Print all records exactly, leaving nothing out.

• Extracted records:
»»

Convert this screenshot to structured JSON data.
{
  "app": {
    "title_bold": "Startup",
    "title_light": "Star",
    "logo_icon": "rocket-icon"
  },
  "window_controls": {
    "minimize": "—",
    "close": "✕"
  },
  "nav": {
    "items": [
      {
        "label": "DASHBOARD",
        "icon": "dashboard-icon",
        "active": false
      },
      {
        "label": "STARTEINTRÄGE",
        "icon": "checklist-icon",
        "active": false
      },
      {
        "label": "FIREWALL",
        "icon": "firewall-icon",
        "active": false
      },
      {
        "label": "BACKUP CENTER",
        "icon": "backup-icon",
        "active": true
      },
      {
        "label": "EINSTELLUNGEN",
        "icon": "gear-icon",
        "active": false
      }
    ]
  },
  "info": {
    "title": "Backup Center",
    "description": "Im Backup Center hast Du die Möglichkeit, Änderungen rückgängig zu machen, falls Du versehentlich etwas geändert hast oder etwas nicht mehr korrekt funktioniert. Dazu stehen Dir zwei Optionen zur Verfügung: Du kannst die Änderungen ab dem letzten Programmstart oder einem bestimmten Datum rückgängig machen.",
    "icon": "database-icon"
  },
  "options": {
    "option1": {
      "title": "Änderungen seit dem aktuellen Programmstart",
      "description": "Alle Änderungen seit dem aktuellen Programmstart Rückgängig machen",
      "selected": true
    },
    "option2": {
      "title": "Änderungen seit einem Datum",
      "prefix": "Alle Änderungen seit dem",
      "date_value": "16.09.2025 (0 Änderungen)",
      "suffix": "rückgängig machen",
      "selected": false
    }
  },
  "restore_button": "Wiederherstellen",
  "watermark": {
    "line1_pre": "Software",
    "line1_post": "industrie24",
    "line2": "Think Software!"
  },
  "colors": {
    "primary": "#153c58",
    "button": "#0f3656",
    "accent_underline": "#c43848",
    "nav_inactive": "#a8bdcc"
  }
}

««

• SOLUTION:
Convert this screenshot to structured JSON data.
{
  "app": {
    "title_bold": "Startup",
    "title_light": "Star",
    "logo_icon": "rocket-icon"
  },
  "window_controls": {
    "minimize": "—",
    "close": "✕"
  },
  "nav": {
    "items": [
      {
        "label": "DASHBOARD",
        "icon": "dashboard-icon",
        "active": false
      },
      {
        "label": "STARTEINTRÄGE",
        "icon": "checklist-icon",
        "active": false
      },
      {
        "label": "FIREWALL",
        "icon": "firewall-icon",
        "active": false
      },
      {
        "label": "BACKUP CENTER",
        "icon": "backup-icon",
        "active": true
      },
      {
        "label": "EINSTELLUNGEN",
        "icon": "gear-icon",
        "active": false
      }
    ]
  },
  "info": {
    "title": "Backup Center",
    "description": "Im Backup Center hast Du die Möglichkeit, Änderungen rückgängig zu machen, falls Du versehentlich etwas geändert hast oder etwas nicht mehr korrekt funktioniert. Dazu stehen Dir zwei Optionen zur Verfügung: Du kannst die Änderungen ab dem letzten Programmstart oder einem bestimmten Datum rückgängig machen.",
    "icon": "database-icon"
  },
  "options": {
    "option1": {
      "title": "Änderungen seit dem aktuellen Programmstart",
      "description": "Alle Änderungen seit dem aktuellen Programmstart Rückgängig machen",
      "selected": true
    },
    "option2": {
      "title": "Änderungen seit einem Datum",
      "prefix": "Alle Änderungen seit dem",
      "date_value": "16.09.2025 (0 Änderungen)",
      "suffix": "rückgängig machen",
      "selected": false
    }
  },
  "restore_button": "Wiederherstellen",
  "watermark": {
    "line1_pre": "Software",
    "line1_post": "industrie24",
    "line2": "Think Software!"
  },
  "colors": {
    "primary": "#153c58",
    "button": "#0f3656",
    "accent_underline": "#c43848",
    "nav_inactive": "#a8bdcc"
  }
}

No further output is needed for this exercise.